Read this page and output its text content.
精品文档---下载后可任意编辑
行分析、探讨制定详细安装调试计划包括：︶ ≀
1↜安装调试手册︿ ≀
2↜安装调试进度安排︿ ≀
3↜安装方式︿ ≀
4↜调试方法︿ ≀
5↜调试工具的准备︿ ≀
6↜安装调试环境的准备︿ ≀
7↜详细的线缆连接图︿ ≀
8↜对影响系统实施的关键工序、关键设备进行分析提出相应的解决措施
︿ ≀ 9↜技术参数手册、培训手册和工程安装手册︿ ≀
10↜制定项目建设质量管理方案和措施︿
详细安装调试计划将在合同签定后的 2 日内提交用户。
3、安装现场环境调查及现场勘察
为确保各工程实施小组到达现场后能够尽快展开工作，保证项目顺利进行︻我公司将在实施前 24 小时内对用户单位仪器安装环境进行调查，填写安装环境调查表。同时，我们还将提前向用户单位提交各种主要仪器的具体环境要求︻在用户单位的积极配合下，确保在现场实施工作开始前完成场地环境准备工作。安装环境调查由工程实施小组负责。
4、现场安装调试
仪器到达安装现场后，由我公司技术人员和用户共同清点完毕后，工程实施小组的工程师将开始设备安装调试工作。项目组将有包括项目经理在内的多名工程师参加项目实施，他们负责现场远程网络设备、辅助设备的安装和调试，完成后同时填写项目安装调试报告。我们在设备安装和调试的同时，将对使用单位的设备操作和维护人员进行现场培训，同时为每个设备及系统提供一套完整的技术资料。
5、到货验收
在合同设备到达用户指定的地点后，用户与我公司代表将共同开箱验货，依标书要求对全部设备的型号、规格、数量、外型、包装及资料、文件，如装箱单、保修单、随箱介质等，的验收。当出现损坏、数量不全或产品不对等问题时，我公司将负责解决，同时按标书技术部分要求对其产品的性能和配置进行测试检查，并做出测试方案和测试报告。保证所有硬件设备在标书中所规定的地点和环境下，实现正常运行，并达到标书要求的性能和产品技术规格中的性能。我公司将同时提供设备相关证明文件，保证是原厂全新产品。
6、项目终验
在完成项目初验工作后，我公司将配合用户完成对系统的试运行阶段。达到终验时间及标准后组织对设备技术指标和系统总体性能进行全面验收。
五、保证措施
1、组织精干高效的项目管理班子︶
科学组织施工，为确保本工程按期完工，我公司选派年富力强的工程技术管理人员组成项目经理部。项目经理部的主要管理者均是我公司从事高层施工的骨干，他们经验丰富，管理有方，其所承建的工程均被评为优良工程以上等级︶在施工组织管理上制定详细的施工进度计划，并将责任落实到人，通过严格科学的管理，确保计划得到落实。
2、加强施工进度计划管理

- [Job] Retype the whole listing, matching it exactly.

- [Result of the task]
Read this page and output its text content.
精品文档---下载后可任意编辑
行分析、探讨制定详细安装调试计划包括：︶ ≀
1↜安装调试手册︿ ≀
2↜安装调试进度安排︿ ≀
3↜安装方式︿ ≀
4↜调试方法︿ ≀
5↜调试工具的准备︿ ≀
6↜安装调试环境的准备︿ ≀
7↜详细的线缆连接图︿ ≀
8↜对影响系统实施的关键工序、关键设备进行分析提出相应的解决措施
︿ ≀ 9↜技术参数手册、培训手册和工程安装手册︿ ≀
10↜制定项目建设质量管理方案和措施︿
详细安装调试计划将在合同签定后的 2 日内提交用户。
3、安装现场环境调查及现场勘察
为确保各工程实施小组到达现场后能够尽快展开工作，保证项目顺利进行︻我公司将在实施前 24 小时内对用户单位仪器安装环境进行调查，填写安装环境调查表。同时，我们还将提前向用户单位提交各种主要仪器的具体环境要求︻在用户单位的积极配合下，确保在现场实施工作开始前完成场地环境准备工作。安装环境调查由工程实施小组负责。
4、现场安装调试
仪器到达安装现场后，由我公司技术人员和用户共同清点完毕后，工程实施小组的工程师将开始设备安装调试工作。项目组将有包括项目经理在内的多名工程师参加项目实施，他们负责现场远程网络设备、辅助设备的安装和调试，完成后同时填写项目安装调试报告。我们在设备安装和调试的同时，将对使用单位的设备操作和维护人员进行现场培训，同时为每个设备及系统提供一套完整的技术资料。
5、到货验收
在合同设备到达用户指定的地点后，用户与我公司代表将共同开箱验货，依标书要求对全部设备的型号、规格、数量、外型、包装及资料、文件，如装箱单、保修单、随箱介质等，的验收。当出现损坏、数量不全或产品不对等问题时，我公司将负责解决，同时按标书技术部分要求对其产品的性能和配置进行测试检查，并做出测试方案和测试报告。保证所有硬件设备在标书中所规定的地点和环境下，实现正常运行，并达到标书要求的性能和产品技术规格中的性能。我公司将同时提供设备相关证明文件，保证是原厂全新产品。
6、项目终验
在完成项目初验工作后，我公司将配合用户完成对系统的试运行阶段。达到终验时间及标准后组织对设备技术指标和系统总体性能进行全面验收。
五、保证措施
1、组织精干高效的项目管理班子︶
科学组织施工，为确保本工程按期完工，我公司选派年富力强的工程技术管理人员组成项目经理部。项目经理部的主要管理者均是我公司从事高层施工的骨干，他们经验丰富，管理有方，其所承建的工程均被评为优良工程以上等级︶在施工组织管理上制定详细的施工进度计划，并将责任落实到人，通过严格科学的管理，确保计划得到落实。
2、加强施工进度计划管理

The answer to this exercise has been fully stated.